→ **Data for this exercise**:
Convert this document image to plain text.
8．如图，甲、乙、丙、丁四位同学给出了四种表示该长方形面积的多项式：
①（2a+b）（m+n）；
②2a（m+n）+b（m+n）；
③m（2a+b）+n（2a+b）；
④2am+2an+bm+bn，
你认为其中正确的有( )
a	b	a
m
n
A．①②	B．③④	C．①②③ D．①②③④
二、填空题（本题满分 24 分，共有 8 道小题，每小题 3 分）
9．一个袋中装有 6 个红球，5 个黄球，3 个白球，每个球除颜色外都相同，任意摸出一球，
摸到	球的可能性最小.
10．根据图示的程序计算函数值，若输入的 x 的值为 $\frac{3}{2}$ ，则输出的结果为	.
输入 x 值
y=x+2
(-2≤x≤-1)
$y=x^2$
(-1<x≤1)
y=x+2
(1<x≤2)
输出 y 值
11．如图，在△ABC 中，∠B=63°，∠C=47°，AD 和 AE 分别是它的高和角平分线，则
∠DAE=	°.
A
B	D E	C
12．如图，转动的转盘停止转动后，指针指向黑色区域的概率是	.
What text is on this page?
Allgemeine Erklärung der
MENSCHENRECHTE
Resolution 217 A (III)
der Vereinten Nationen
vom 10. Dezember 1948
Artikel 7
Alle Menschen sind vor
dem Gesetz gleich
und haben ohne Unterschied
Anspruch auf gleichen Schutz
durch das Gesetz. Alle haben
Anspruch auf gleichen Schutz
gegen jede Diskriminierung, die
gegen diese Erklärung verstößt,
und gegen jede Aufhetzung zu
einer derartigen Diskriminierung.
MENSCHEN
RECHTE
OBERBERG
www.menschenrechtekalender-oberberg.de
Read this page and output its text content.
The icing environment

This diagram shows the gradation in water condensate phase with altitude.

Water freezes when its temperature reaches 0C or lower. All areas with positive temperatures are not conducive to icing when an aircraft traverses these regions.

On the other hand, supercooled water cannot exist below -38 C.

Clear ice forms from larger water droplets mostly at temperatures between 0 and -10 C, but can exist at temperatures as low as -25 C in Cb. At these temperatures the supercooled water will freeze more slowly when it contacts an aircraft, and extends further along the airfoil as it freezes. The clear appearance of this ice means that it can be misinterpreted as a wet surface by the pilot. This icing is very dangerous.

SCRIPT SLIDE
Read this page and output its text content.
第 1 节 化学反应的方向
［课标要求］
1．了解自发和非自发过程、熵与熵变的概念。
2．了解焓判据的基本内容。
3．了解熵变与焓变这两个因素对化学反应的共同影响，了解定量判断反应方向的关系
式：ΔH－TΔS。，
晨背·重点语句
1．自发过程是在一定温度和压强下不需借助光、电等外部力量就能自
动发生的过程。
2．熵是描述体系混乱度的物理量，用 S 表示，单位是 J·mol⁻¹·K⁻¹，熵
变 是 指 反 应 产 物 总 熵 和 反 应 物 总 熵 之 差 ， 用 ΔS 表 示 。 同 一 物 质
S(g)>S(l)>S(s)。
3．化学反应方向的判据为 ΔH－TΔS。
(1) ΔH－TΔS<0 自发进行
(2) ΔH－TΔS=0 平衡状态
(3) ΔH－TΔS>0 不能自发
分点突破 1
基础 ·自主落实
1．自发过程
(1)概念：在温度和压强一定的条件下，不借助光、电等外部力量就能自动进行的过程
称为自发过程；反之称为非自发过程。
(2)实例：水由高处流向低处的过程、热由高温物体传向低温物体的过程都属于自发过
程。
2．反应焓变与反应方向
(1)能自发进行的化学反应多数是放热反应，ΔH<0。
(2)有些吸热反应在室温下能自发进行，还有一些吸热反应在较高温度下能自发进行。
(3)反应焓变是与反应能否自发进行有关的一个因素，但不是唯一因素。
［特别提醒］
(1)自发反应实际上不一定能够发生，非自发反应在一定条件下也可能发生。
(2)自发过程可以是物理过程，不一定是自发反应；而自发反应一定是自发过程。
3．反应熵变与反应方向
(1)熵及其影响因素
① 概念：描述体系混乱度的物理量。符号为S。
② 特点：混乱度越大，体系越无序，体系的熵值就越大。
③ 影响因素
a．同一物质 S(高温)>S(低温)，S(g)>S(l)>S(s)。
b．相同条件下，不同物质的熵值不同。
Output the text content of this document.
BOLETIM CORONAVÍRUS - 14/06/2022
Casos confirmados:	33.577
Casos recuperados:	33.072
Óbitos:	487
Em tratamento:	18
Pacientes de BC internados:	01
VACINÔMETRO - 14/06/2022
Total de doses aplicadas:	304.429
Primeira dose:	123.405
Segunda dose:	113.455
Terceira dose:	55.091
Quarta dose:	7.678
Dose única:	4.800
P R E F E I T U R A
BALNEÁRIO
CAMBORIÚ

→ **Set problem**: From the data above, work out how many lines hold "exist". Answer with the number alone.

→ **The response**: 2